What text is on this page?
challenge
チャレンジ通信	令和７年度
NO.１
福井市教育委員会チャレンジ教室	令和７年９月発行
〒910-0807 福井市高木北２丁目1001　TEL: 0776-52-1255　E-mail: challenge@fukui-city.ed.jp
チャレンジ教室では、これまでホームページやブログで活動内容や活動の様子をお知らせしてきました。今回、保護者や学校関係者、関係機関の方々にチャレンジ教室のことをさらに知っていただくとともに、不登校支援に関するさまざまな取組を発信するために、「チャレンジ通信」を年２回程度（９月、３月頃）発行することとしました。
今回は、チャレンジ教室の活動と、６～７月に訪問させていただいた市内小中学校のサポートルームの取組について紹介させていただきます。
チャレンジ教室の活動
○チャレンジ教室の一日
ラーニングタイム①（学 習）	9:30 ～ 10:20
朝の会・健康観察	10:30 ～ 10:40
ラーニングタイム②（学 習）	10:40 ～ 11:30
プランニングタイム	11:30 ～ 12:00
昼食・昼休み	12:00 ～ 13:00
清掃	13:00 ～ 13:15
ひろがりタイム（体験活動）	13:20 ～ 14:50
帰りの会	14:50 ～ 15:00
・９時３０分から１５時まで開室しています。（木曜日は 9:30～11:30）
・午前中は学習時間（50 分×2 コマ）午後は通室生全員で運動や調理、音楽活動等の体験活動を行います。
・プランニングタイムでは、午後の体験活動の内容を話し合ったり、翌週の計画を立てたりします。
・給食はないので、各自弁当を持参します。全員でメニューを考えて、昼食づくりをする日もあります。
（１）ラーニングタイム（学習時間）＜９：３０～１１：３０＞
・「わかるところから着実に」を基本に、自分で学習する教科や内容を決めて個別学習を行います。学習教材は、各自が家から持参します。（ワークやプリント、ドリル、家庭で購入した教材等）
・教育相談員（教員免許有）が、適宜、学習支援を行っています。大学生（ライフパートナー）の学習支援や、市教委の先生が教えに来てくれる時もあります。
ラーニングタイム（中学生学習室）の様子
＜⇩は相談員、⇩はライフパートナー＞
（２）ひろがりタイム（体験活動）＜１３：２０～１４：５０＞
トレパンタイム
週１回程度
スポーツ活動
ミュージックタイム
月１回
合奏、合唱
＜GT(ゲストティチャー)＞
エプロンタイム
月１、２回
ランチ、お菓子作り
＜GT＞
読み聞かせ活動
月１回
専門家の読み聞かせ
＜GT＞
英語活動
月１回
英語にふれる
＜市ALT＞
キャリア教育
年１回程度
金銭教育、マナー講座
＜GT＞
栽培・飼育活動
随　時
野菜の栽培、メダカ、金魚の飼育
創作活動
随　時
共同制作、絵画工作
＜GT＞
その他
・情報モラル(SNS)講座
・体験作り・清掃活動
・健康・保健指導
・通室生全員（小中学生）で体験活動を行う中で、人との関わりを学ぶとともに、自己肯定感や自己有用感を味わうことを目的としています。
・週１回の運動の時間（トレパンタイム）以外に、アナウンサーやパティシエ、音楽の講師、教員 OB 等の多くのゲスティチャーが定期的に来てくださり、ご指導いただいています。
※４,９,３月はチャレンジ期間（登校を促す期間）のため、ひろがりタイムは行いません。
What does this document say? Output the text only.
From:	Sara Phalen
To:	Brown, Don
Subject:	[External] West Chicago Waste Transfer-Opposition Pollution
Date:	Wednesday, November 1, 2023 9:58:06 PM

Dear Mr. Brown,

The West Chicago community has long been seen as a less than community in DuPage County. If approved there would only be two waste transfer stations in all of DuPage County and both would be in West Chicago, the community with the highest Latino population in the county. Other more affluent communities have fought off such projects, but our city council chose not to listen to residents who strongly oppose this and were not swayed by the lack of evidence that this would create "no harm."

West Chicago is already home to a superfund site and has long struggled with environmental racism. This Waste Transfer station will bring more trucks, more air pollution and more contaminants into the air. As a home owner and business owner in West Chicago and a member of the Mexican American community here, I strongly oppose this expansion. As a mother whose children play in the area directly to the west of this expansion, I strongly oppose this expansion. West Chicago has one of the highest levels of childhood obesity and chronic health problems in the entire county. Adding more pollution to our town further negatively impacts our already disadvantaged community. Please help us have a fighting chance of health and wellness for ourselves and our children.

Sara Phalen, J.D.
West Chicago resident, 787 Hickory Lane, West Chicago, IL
——
Transcribe the full listing above without leaving anything out.

What text is on this page?
challenge
チャレンジ通信	令和７年度
NO.１
福井市教育委員会チャレンジ教室	令和７年９月発行
〒910-0807 福井市高木北２丁目1001　TEL: 0776-52-1255　E-mail: challenge@fukui-city.ed.jp
チャレンジ教室では、これまでホームページやブログで活動内容や活動の様子をお知らせしてきました。今回、保護者や学校関係者、関係機関の方々にチャレンジ教室のことをさらに知っていただくとともに、不登校支援に関するさまざまな取組を発信するために、「チャレンジ通信」を年２回程度（９月、３月頃）発行することとしました。
今回は、チャレンジ教室の活動と、６～７月に訪問させていただいた市内小中学校のサポートルームの取組について紹介させていただきます。
チャレンジ教室の活動
○チャレンジ教室の一日
ラーニングタイム①（学 習）	9:30 ～ 10:20
朝の会・健康観察	10:30 ～ 10:40
ラーニングタイム②（学 習）	10:40 ～ 11:30
プランニングタイム	11:30 ～ 12:00
昼食・昼休み	12:00 ～ 13:00
清掃	13:00 ～ 13:15
ひろがりタイム（体験活動）	13:20 ～ 14:50
帰りの会	14:50 ～ 15:00
・９時３０分から１５時まで開室しています。（木曜日は 9:30～11:30）
・午前中は学習時間（50 分×2 コマ）午後は通室生全員で運動や調理、音楽活動等の体験活動を行います。
・プランニングタイムでは、午後の体験活動の内容を話し合ったり、翌週の計画を立てたりします。
・給食はないので、各自弁当を持参します。全員でメニューを考えて、昼食づくりをする日もあります。
（１）ラーニングタイム（学習時間）＜９：３０～１１：３０＞
・「わかるところから着実に」を基本に、自分で学習する教科や内容を決めて個別学習を行います。学習教材は、各自が家から持参します。（ワークやプリント、ドリル、家庭で購入した教材等）
・教育相談員（教員免許有）が、適宜、学習支援を行っています。大学生（ライフパートナー）の学習支援や、市教委の先生が教えに来てくれる時もあります。
ラーニングタイム（中学生学習室）の様子
＜⇩は相談員、⇩はライフパートナー＞
（２）ひろがりタイム（体験活動）＜１３：２０～１４：５０＞
トレパンタイム
週１回程度
スポーツ活動
ミュージックタイム
月１回
合奏、合唱
＜GT(ゲストティチャー)＞
エプロンタイム
月１、２回
ランチ、お菓子作り
＜GT＞
読み聞かせ活動
月１回
専門家の読み聞かせ
＜GT＞
英語活動
月１回
英語にふれる
＜市ALT＞
キャリア教育
年１回程度
金銭教育、マナー講座
＜GT＞
栽培・飼育活動
随　時
野菜の栽培、メダカ、金魚の飼育
創作活動
随　時
共同制作、絵画工作
＜GT＞
その他
・情報モラル(SNS)講座
・体験作り・清掃活動
・健康・保健指導
・通室生全員（小中学生）で体験活動を行う中で、人との関わりを学ぶとともに、自己肯定感や自己有用感を味わうことを目的としています。
・週１回の運動の時間（トレパンタイム）以外に、アナウンサーやパティシエ、音楽の講師、教員 OB 等の多くのゲスティチャーが定期的に来てくださり、ご指導いただいています。
※４,９,３月はチャレンジ期間（登校を促す期間）のため、ひろがりタイムは行いません。
What does this document say? Output the text only.
From:	Sara Phalen
To:	Brown, Don
Subject:	[External] West Chicago Waste Transfer-Opposition Pollution
Date:	Wednesday, November 1, 2023 9:58:06 PM

Dear Mr. Brown,

The West Chicago community has long been seen as a less than community in DuPage County. If approved there would only be two waste transfer stations in all of DuPage County and both would be in West Chicago, the community with the highest Latino population in the county. Other more affluent communities have fought off such projects, but our city council chose not to listen to residents who strongly oppose this and were not swayed by the lack of evidence that this would create "no harm."

West Chicago is already home to a superfund site and has long struggled with environmental racism. This Waste Transfer station will bring more trucks, more air pollution and more contaminants into the air. As a home owner and business owner in West Chicago and a member of the Mexican American community here, I strongly oppose this expansion. As a mother whose children play in the area directly to the west of this expansion, I strongly oppose this expansion. West Chicago has one of the highest levels of childhood obesity and chronic health problems in the entire county. Adding more pollution to our town further negatively impacts our already disadvantaged community. Please help us have a fighting chance of health and wellness for ourselves and our children.

Sara Phalen, J.D.
West Chicago resident, 787 Hickory Lane, West Chicago, IL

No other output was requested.